Task requirements: Restate the listing that follows word for word, without its pictures.

Material provided:

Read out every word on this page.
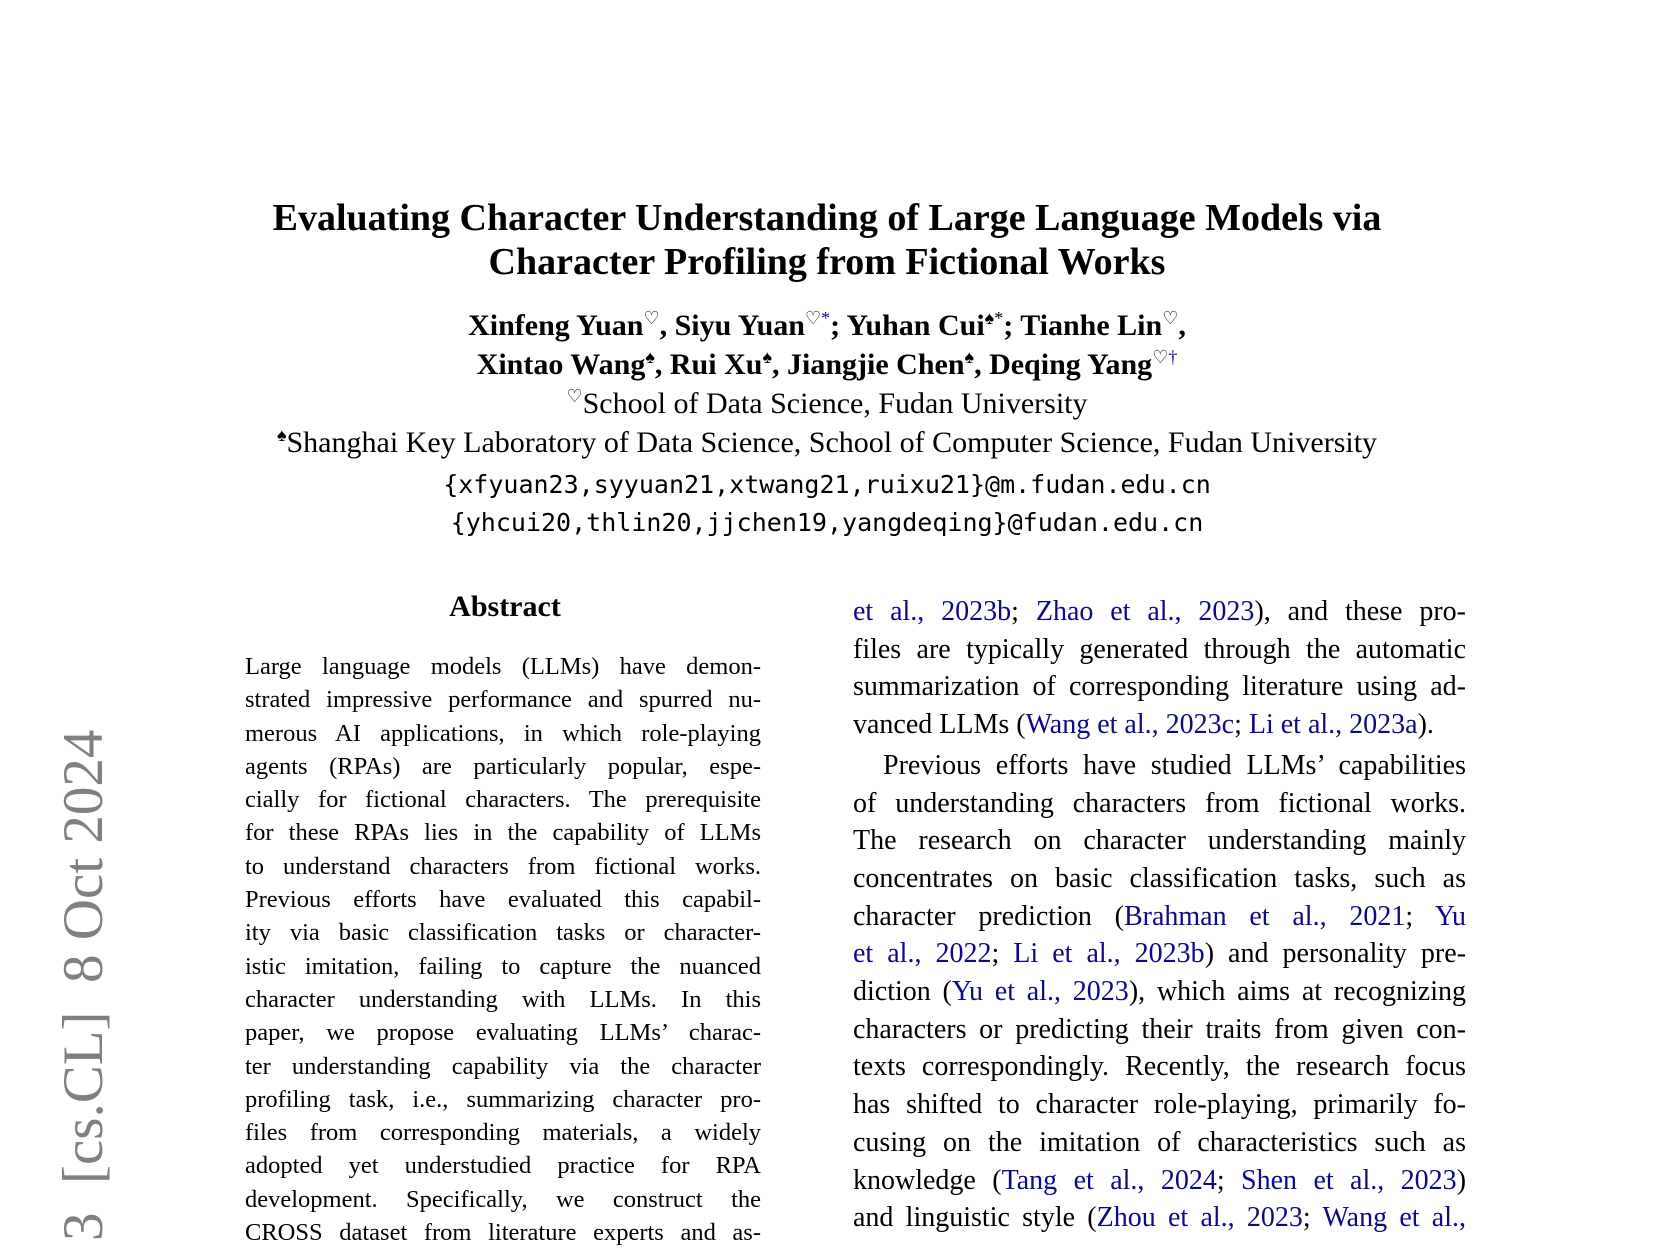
3  [cs.CL]  8 Oct 2024
Evaluating Character Understanding of Large Language Models via
Character Profiling from Fictional Works
Xinfeng Yuan♡, Siyu Yuan♡*; Yuhan Cui♠*; Tianhe Lin♡,
Xintao Wang♠, Rui Xu♠, Jiangjie Chen♠, Deqing Yang♡†
♡School of Data Science, Fudan University
♠Shanghai Key Laboratory of Data Science, School of Computer Science, Fudan University
{xfyuan23,syyuan21,xtwang21,ruixu21}@m.fudan.edu.cn
{yhcui20,thlin20,jjchen19,yangdeqing}@fudan.edu.cn
Abstract
Large language models (LLMs) have demon-
strated impressive performance and spurred nu-
merous AI applications, in which role-playing
agents (RPAs) are particularly popular, espe-
cially for fictional characters. The prerequisite
for these RPAs lies in the capability of LLMs
to understand characters from fictional works.
Previous efforts have evaluated this capabil-
ity via basic classification tasks or character-
istic imitation, failing to capture the nuanced
character understanding with LLMs. In this
paper, we propose evaluating LLMs’ charac-
ter understanding capability via the character
profiling task, i.e., summarizing character pro-
files from corresponding materials, a widely
adopted yet understudied practice for RPA
development. Specifically, we construct the
CROSS dataset from literature experts and as-
et al., 2023b; Zhao et al., 2023), and these pro-
files are typically generated through the automatic
summarization of corresponding literature using ad-
vanced LLMs (Wang et al., 2023c; Li et al., 2023a).
Previous efforts have studied LLMs’ capabilities
of understanding characters from fictional works.
The research on character understanding mainly
concentrates on basic classification tasks, such as
character prediction (Brahman et al., 2021; Yu
et al., 2022; Li et al., 2023b) and personality pre-
diction (Yu et al., 2023), which aims at recognizing
characters or predicting their traits from given con-
texts correspondingly. Recently, the research focus
has shifted to character role-playing, primarily fo-
cusing on the imitation of characteristics such as
knowledge (Tang et al., 2024; Shen et al., 2023)
and linguistic style (Zhou et al., 2023; Wang et al.,
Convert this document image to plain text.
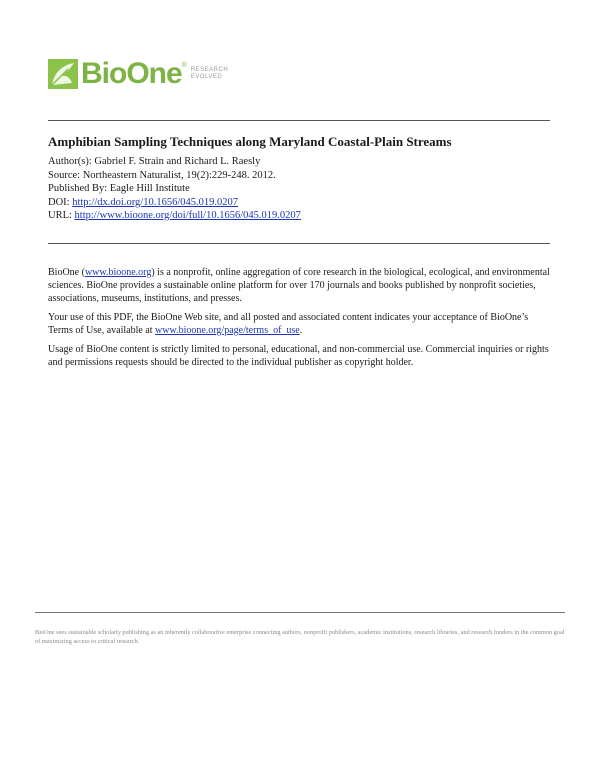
BioOne ®
RESEARCH
EVOLVED
Amphibian Sampling Techniques along Maryland Coastal-Plain Streams
Author(s): Gabriel F. Strain and Richard L. Raesly
Source: Northeastern Naturalist, 19(2):229-248. 2012.
Published By: Eagle Hill Institute
DOI: http://dx.doi.org/10.1656/045.019.0207
URL: http://www.bioone.org/doi/full/10.1656/045.019.0207

BioOne (www.bioone.org) is a nonprofit, online aggregation of core research in the biological, ecological, and environmental sciences. BioOne provides a sustainable online platform for over 170 journals and books published by nonprofit societies, associations, museums, institutions, and presses.

Your use of this PDF, the BioOne Web site, and all posted and associated content indicates your acceptance of BioOne’s Terms of Use, available at www.bioone.org/page/terms_of_use.

Usage of BioOne content is strictly limited to personal, educational, and non-commercial use. Commercial inquiries or rights and permissions requests should be directed to the individual publisher as copyright holder.

BioOne sees sustainable scholarly publishing as an inherently collaborative enterprise connecting authors, nonprofit publishers, academic institutions, research libraries, and research funders in the common goal of maximizing access to critical research.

The output:
Read out every word on this page.
3  [cs.CL]  8 Oct 2024
Evaluating Character Understanding of Large Language Models via
Character Profiling from Fictional Works
Xinfeng Yuan♡, Siyu Yuan♡*; Yuhan Cui♠*; Tianhe Lin♡,
Xintao Wang♠, Rui Xu♠, Jiangjie Chen♠, Deqing Yang♡†
♡School of Data Science, Fudan University
♠Shanghai Key Laboratory of Data Science, School of Computer Science, Fudan University
{xfyuan23,syyuan21,xtwang21,ruixu21}@m.fudan.edu.cn
{yhcui20,thlin20,jjchen19,yangdeqing}@fudan.edu.cn
Abstract
Large language models (LLMs) have demon-
strated impressive performance and spurred nu-
merous AI applications, in which role-playing
agents (RPAs) are particularly popular, espe-
cially for fictional characters. The prerequisite
for these RPAs lies in the capability of LLMs
to understand characters from fictional works.
Previous efforts have evaluated this capabil-
ity via basic classification tasks or character-
istic imitation, failing to capture the nuanced
character understanding with LLMs. In this
paper, we propose evaluating LLMs’ charac-
ter understanding capability via the character
profiling task, i.e., summarizing character pro-
files from corresponding materials, a widely
adopted yet understudied practice for RPA
development. Specifically, we construct the
CROSS dataset from literature experts and as-
et al., 2023b; Zhao et al., 2023), and these pro-
files are typically generated through the automatic
summarization of corresponding literature using ad-
vanced LLMs (Wang et al., 2023c; Li et al., 2023a).
Previous efforts have studied LLMs’ capabilities
of understanding characters from fictional works.
The research on character understanding mainly
concentrates on basic classification tasks, such as
character prediction (Brahman et al., 2021; Yu
et al., 2022; Li et al., 2023b) and personality pre-
diction (Yu et al., 2023), which aims at recognizing
characters or predicting their traits from given con-
texts correspondingly. Recently, the research focus
has shifted to character role-playing, primarily fo-
cusing on the imitation of characteristics such as
knowledge (Tang et al., 2024; Shen et al., 2023)
and linguistic style (Zhou et al., 2023; Wang et al.,
Convert this document image to plain text.
BioOne ®
RESEARCH
EVOLVED
Amphibian Sampling Techniques along Maryland Coastal-Plain Streams
Author(s): Gabriel F. Strain and Richard L. Raesly
Source: Northeastern Naturalist, 19(2):229-248. 2012.
Published By: Eagle Hill Institute
DOI: http://dx.doi.org/10.1656/045.019.0207
URL: http://www.bioone.org/doi/full/10.1656/045.019.0207

BioOne (www.bioone.org) is a nonprofit, online aggregation of core research in the biological, ecological, and environmental sciences. BioOne provides a sustainable online platform for over 170 journals and books published by nonprofit societies, associations, museums, institutions, and presses.

Your use of this PDF, the BioOne Web site, and all posted and associated content indicates your acceptance of BioOne’s Terms of Use, available at www.bioone.org/page/terms_of_use.

Usage of BioOne content is strictly limited to personal, educational, and non-commercial use. Commercial inquiries or rights and permissions requests should be directed to the individual publisher as copyright holder.

BioOne sees sustainable scholarly publishing as an inherently collaborative enterprise connecting authors, nonprofit publishers, academic institutions, research libraries, and research funders in the common goal of maximizing access to critical research.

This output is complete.